### Exercise goal
Copy out all lines with the word "ogon" in them.

[Collection entries]
************

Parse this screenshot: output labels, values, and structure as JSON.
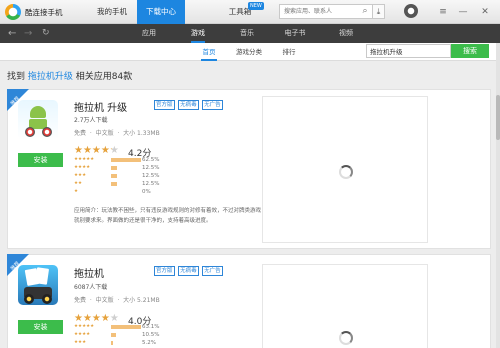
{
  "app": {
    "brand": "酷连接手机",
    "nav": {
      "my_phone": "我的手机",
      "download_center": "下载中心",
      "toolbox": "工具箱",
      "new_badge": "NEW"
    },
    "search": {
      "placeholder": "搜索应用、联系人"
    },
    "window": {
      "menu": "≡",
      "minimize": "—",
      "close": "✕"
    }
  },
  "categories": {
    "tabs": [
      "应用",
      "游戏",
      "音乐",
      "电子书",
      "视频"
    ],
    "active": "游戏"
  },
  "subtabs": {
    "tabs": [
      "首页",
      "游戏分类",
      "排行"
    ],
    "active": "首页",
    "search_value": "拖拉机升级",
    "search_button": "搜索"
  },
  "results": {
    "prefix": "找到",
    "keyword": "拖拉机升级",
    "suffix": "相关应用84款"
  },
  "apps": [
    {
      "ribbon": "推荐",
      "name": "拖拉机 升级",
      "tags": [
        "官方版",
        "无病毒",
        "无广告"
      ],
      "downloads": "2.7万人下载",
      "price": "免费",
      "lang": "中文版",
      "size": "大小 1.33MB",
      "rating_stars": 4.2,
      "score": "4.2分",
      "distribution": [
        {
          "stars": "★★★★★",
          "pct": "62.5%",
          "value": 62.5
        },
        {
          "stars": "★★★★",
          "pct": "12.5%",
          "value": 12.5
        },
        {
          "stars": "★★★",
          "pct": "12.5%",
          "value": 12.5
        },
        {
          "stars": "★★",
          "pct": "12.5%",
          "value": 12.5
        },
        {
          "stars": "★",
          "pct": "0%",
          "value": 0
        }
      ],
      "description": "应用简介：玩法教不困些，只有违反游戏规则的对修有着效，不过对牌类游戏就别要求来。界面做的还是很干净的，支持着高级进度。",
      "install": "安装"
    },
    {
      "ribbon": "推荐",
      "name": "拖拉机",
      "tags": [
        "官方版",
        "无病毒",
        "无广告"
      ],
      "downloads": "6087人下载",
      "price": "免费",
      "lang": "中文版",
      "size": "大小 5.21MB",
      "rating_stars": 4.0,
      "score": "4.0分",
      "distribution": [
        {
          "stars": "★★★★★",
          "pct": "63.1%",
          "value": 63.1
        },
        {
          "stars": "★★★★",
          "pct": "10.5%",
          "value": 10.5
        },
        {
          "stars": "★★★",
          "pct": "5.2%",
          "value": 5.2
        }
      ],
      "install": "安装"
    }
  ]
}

************

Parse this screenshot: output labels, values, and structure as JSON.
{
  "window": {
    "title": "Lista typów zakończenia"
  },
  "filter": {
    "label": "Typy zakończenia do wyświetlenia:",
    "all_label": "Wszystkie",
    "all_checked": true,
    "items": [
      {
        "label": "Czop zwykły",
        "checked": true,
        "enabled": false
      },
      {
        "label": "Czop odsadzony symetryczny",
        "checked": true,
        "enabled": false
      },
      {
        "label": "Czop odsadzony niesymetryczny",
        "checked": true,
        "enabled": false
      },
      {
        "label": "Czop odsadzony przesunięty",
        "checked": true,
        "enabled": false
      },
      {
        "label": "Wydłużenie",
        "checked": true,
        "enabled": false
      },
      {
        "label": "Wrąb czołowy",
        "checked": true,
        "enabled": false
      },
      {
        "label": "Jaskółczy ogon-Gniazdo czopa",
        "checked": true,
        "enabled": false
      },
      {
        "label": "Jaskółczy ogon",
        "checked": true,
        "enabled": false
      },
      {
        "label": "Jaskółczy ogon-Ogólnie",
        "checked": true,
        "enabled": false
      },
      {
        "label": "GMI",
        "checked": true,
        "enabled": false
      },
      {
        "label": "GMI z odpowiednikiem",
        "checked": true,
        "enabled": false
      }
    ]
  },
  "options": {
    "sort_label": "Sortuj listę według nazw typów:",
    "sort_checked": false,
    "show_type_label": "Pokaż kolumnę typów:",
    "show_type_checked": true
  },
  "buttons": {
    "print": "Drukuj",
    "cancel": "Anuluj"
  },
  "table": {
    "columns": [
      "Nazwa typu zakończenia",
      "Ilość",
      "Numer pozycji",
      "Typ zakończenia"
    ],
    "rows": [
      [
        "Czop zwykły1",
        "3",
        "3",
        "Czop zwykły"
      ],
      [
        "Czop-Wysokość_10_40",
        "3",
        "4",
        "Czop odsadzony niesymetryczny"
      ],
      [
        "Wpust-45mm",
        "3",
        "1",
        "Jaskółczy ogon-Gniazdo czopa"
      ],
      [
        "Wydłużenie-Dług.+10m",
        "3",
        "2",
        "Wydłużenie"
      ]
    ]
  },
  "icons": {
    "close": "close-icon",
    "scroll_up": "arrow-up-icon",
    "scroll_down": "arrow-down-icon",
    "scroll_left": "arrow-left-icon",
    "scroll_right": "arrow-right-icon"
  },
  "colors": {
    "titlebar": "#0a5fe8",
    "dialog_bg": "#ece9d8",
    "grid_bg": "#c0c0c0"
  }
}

************

### Answer in full
        "label": "Jaskółczy ogon-Gniazdo czopa",
        "label": "Jaskółczy ogon",
        "label": "Jaskółczy ogon-Ogólnie",
        "Jaskółczy ogon-Gniazdo czopa"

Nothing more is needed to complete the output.